» SHORT PROBLEM
Set down the whole listing verbatim.

» RECORDS
◆ ◆ ◆ ◆ ◆ ◆ ◆
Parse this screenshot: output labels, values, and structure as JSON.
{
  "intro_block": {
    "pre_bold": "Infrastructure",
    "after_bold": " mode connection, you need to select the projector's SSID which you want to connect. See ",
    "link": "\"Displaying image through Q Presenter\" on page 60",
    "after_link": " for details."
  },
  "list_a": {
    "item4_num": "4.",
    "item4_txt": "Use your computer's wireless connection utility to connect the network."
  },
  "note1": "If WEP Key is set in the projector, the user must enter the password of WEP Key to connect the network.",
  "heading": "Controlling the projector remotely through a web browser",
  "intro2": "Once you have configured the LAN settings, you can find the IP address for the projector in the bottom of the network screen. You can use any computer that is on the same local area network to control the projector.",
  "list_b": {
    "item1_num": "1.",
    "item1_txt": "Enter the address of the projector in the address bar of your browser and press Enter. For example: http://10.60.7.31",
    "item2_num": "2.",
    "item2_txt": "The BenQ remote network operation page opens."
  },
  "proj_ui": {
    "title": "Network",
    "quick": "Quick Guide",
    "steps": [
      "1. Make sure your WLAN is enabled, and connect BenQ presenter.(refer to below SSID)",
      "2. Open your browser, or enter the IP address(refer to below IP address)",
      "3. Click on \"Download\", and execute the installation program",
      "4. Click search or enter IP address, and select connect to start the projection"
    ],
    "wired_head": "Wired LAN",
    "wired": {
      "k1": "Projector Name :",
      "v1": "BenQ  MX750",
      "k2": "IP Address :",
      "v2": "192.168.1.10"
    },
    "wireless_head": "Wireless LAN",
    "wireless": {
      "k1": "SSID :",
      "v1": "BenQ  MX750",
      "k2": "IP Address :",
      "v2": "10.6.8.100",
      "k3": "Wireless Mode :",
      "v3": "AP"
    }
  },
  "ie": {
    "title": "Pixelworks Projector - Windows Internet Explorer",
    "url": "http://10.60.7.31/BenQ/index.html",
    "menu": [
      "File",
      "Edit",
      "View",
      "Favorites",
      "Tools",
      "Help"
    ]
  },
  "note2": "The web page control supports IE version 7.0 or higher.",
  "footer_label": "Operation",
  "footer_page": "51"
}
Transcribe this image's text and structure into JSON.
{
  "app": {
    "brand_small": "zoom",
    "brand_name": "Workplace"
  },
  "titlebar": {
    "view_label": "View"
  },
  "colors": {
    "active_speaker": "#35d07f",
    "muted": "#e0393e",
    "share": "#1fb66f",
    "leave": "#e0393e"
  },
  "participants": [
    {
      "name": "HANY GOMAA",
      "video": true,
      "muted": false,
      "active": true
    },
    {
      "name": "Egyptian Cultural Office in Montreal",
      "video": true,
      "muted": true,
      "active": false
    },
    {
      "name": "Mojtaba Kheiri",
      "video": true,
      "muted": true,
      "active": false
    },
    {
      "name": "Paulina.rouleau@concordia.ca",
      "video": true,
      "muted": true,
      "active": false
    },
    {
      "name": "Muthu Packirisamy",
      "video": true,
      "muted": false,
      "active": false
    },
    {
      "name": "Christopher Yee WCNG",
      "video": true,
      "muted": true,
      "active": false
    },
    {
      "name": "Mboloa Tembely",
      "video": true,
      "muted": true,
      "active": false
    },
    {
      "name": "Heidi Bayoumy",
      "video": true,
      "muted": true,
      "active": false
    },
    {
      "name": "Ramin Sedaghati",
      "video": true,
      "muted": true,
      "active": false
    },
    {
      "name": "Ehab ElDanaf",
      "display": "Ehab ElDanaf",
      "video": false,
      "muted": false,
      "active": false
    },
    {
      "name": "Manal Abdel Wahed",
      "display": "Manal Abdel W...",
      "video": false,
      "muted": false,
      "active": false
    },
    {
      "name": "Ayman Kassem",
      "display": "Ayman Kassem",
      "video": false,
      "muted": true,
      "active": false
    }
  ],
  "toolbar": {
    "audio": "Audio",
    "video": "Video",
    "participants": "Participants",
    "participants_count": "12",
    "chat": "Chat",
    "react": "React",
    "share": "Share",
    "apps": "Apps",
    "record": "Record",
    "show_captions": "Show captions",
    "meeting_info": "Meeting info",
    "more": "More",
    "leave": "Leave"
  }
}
◆ ◆ ◆ ◆ ◆ ◆ ◆
» WRITTEN SOLUTION
Parse this screenshot: output labels, values, and structure as JSON.
{
  "intro_block": {
    "pre_bold": "Infrastructure",
    "after_bold": " mode connection, you need to select the projector's SSID which you want to connect. See ",
    "link": "\"Displaying image through Q Presenter\" on page 60",
    "after_link": " for details."
  },
  "list_a": {
    "item4_num": "4.",
    "item4_txt": "Use your computer's wireless connection utility to connect the network."
  },
  "note1": "If WEP Key is set in the projector, the user must enter the password of WEP Key to connect the network.",
  "heading": "Controlling the projector remotely through a web browser",
  "intro2": "Once you have configured the LAN settings, you can find the IP address for the projector in the bottom of the network screen. You can use any computer that is on the same local area network to control the projector.",
  "list_b": {
    "item1_num": "1.",
    "item1_txt": "Enter the address of the projector in the address bar of your browser and press Enter. For example: http://10.60.7.31",
    "item2_num": "2.",
    "item2_txt": "The BenQ remote network operation page opens."
  },
  "proj_ui": {
    "title": "Network",
    "quick": "Quick Guide",
    "steps": [
      "1. Make sure your WLAN is enabled, and connect BenQ presenter.(refer to below SSID)",
      "2. Open your browser, or enter the IP address(refer to below IP address)",
      "3. Click on \"Download\", and execute the installation program",
      "4. Click search or enter IP address, and select connect to start the projection"
    ],
    "wired_head": "Wired LAN",
    "wired": {
      "k1": "Projector Name :",
      "v1": "BenQ  MX750",
      "k2": "IP Address :",
      "v2": "192.168.1.10"
    },
    "wireless_head": "Wireless LAN",
    "wireless": {
      "k1": "SSID :",
      "v1": "BenQ  MX750",
      "k2": "IP Address :",
      "v2": "10.6.8.100",
      "k3": "Wireless Mode :",
      "v3": "AP"
    }
  },
  "ie": {
    "title": "Pixelworks Projector - Windows Internet Explorer",
    "url": "http://10.60.7.31/BenQ/index.html",
    "menu": [
      "File",
      "Edit",
      "View",
      "Favorites",
      "Tools",
      "Help"
    ]
  },
  "note2": "The web page control supports IE version 7.0 or higher.",
  "footer_label": "Operation",
  "footer_page": "51"
}
Transcribe this image's text and structure into JSON.
{
  "app": {
    "brand_small": "zoom",
    "brand_name": "Workplace"
  },
  "titlebar": {
    "view_label": "View"
  },
  "colors": {
    "active_speaker": "#35d07f",
    "muted": "#e0393e",
    "share": "#1fb66f",
    "leave": "#e0393e"
  },
  "participants": [
    {
      "name": "HANY GOMAA",
      "video": true,
      "muted": false,
      "active": true
    },
    {
      "name": "Egyptian Cultural Office in Montreal",
      "video": true,
      "muted": true,
      "active": false
    },
    {
      "name": "Mojtaba Kheiri",
      "video": true,
      "muted": true,
      "active": false
    },
    {
      "name": "Paulina.rouleau@concordia.ca",
      "video": true,
      "muted": true,
      "active": false
    },
    {
      "name": "Muthu Packirisamy",
      "video": true,
      "muted": false,
      "active": false
    },
    {
      "name": "Christopher Yee WCNG",
      "video": true,
      "muted": true,
      "active": false
    },
    {
      "name": "Mboloa Tembely",
      "video": true,
      "muted": true,
      "active": false
    },
    {
      "name": "Heidi Bayoumy",
      "video": true,
      "muted": true,
      "active": false
    },
    {
      "name": "Ramin Sedaghati",
      "video": true,
      "muted": true,
      "active": false
    },
    {
      "name": "Ehab ElDanaf",
      "display": "Ehab ElDanaf",
      "video": false,
      "muted": false,
      "active": false
    },
    {
      "name": "Manal Abdel Wahed",
      "display": "Manal Abdel W...",
      "video": false,
      "muted": false,
      "active": false
    },
    {
      "name": "Ayman Kassem",
      "display": "Ayman Kassem",
      "video": false,
      "muted": true,
      "active": false
    }
  ],
  "toolbar": {
    "audio": "Audio",
    "video": "Video",
    "participants": "Participants",
    "participants_count": "12",
    "chat": "Chat",
    "react": "React",
    "share": "Share",
    "apps": "Apps",
    "record": "Record",
    "show_captions": "Show captions",
    "meeting_info": "Meeting info",
    "more": "More",
    "leave": "Leave"
  }
}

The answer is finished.